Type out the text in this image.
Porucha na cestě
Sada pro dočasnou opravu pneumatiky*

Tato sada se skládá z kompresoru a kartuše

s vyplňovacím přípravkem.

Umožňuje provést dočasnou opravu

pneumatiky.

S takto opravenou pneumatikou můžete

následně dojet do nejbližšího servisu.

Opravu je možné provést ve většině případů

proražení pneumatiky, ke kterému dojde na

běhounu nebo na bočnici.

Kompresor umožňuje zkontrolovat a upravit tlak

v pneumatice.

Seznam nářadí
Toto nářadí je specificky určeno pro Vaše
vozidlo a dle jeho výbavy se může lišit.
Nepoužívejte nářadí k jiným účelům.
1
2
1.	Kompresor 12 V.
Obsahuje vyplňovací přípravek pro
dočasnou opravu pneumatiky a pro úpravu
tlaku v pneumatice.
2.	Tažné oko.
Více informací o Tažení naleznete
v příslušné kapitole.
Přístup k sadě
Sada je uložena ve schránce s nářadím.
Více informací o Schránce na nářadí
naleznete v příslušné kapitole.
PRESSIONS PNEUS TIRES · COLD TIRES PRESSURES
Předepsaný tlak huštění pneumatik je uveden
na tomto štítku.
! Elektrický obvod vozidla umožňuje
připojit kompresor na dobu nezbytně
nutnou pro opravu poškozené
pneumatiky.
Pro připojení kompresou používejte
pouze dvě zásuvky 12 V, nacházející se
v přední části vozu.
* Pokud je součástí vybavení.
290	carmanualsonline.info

= = =

**Problem details:** Locate each line containing the string "pneumatiky" and show it.

**Response to this exercise:**
Sada pro dočasnou opravu pneumatiky*
pneumatiky.
proražení pneumatiky, ke kterému dojde na
dočasnou opravu pneumatiky a pro úpravu
pneumatiky.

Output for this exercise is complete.